>> Start

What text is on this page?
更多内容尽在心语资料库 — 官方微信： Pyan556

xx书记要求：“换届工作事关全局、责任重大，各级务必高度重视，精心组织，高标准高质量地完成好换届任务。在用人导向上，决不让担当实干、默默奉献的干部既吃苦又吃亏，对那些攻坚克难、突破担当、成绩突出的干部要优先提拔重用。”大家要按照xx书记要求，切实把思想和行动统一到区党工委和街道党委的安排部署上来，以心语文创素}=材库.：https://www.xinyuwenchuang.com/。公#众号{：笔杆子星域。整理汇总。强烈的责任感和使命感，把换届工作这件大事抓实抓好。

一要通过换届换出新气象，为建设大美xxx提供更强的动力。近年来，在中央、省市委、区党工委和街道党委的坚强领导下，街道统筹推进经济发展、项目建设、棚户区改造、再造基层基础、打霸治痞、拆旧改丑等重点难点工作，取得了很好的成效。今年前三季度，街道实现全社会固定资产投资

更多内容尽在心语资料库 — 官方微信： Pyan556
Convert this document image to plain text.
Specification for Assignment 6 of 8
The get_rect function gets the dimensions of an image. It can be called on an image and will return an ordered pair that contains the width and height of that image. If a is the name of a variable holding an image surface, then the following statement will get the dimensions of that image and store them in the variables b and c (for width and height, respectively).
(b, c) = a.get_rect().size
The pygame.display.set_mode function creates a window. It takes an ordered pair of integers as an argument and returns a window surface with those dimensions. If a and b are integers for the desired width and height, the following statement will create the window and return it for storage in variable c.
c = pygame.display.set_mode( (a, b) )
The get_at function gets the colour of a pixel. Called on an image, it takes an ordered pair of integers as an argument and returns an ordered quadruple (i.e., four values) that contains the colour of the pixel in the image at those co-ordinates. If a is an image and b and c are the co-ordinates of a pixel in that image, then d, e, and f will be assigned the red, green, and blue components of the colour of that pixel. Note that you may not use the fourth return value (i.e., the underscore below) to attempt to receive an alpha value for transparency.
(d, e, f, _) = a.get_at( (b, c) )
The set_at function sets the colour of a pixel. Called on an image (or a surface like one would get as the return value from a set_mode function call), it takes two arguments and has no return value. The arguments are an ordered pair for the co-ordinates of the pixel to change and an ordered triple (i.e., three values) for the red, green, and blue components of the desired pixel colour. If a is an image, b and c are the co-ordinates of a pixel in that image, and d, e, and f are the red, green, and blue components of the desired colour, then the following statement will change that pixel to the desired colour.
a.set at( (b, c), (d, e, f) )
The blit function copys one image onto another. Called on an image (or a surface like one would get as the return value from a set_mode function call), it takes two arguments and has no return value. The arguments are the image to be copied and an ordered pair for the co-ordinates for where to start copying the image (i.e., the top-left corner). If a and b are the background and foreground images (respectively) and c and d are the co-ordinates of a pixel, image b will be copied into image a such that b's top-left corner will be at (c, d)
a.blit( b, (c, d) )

>> End

STATED TASK
Repeat the entries shown above, every one, word for word.

THE SOLUTION
What text is on this page?
更多内容尽在心语资料库 — 官方微信： Pyan556

xx书记要求：“换届工作事关全局、责任重大，各级务必高度重视，精心组织，高标准高质量地完成好换届任务。在用人导向上，决不让担当实干、默默奉献的干部既吃苦又吃亏，对那些攻坚克难、突破担当、成绩突出的干部要优先提拔重用。”大家要按照xx书记要求，切实把思想和行动统一到区党工委和街道党委的安排部署上来，以心语文创素}=材库.：https://www.xinyuwenchuang.com/。公#众号{：笔杆子星域。整理汇总。强烈的责任感和使命感，把换届工作这件大事抓实抓好。

一要通过换届换出新气象，为建设大美xxx提供更强的动力。近年来，在中央、省市委、区党工委和街道党委的坚强领导下，街道统筹推进经济发展、项目建设、棚户区改造、再造基层基础、打霸治痞、拆旧改丑等重点难点工作，取得了很好的成效。今年前三季度，街道实现全社会固定资产投资

更多内容尽在心语资料库 — 官方微信： Pyan556
Convert this document image to plain text.
Specification for Assignment 6 of 8
The get_rect function gets the dimensions of an image. It can be called on an image and will return an ordered pair that contains the width and height of that image. If a is the name of a variable holding an image surface, then the following statement will get the dimensions of that image and store them in the variables b and c (for width and height, respectively).
(b, c) = a.get_rect().size
The pygame.display.set_mode function creates a window. It takes an ordered pair of integers as an argument and returns a window surface with those dimensions. If a and b are integers for the desired width and height, the following statement will create the window and return it for storage in variable c.
c = pygame.display.set_mode( (a, b) )
The get_at function gets the colour of a pixel. Called on an image, it takes an ordered pair of integers as an argument and returns an ordered quadruple (i.e., four values) that contains the colour of the pixel in the image at those co-ordinates. If a is an image and b and c are the co-ordinates of a pixel in that image, then d, e, and f will be assigned the red, green, and blue components of the colour of that pixel. Note that you may not use the fourth return value (i.e., the underscore below) to attempt to receive an alpha value for transparency.
(d, e, f, _) = a.get_at( (b, c) )
The set_at function sets the colour of a pixel. Called on an image (or a surface like one would get as the return value from a set_mode function call), it takes two arguments and has no return value. The arguments are an ordered pair for the co-ordinates of the pixel to change and an ordered triple (i.e., three values) for the red, green, and blue components of the desired pixel colour. If a is an image, b and c are the co-ordinates of a pixel in that image, and d, e, and f are the red, green, and blue components of the desired colour, then the following statement will change that pixel to the desired colour.
a.set at( (b, c), (d, e, f) )
The blit function copys one image onto another. Called on an image (or a surface like one would get as the return value from a set_mode function call), it takes two arguments and has no return value. The arguments are the image to be copied and an ordered pair for the co-ordinates for where to start copying the image (i.e., the top-left corner). If a and b are the background and foreground images (respectively) and c and d are the co-ordinates of a pixel, image b will be copied into image a such that b's top-left corner will be at (c, d)
a.blit( b, (c, d) )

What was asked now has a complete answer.